- [Data for the task]
_ _ _

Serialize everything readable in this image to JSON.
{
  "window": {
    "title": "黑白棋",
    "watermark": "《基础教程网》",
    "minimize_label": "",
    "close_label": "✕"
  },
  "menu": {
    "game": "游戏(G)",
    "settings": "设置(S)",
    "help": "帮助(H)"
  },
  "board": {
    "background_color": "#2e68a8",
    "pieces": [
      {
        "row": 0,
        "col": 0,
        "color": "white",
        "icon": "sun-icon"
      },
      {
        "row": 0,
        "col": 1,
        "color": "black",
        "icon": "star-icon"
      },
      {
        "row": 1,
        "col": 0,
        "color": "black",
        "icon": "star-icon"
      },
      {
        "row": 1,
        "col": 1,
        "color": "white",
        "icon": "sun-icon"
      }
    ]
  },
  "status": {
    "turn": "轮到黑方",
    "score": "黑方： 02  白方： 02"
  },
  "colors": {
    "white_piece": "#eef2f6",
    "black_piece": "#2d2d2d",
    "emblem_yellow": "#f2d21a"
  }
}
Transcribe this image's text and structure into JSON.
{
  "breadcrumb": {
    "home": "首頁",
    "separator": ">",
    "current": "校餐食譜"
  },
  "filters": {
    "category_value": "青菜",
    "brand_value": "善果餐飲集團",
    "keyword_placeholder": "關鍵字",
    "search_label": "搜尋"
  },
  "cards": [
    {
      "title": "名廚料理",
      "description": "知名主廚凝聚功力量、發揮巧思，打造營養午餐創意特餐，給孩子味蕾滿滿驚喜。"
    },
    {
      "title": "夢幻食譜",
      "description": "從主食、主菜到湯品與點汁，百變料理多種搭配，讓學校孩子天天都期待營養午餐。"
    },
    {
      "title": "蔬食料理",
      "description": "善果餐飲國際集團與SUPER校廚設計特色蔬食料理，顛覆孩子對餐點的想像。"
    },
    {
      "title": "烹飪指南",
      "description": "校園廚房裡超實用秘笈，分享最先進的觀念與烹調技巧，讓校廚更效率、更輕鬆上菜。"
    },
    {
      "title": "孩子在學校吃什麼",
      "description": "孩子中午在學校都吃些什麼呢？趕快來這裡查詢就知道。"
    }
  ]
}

_ _ _

- [The request] Report how many lines of the preceding records include "title". Output the number only.

- [Response to this exercise] 6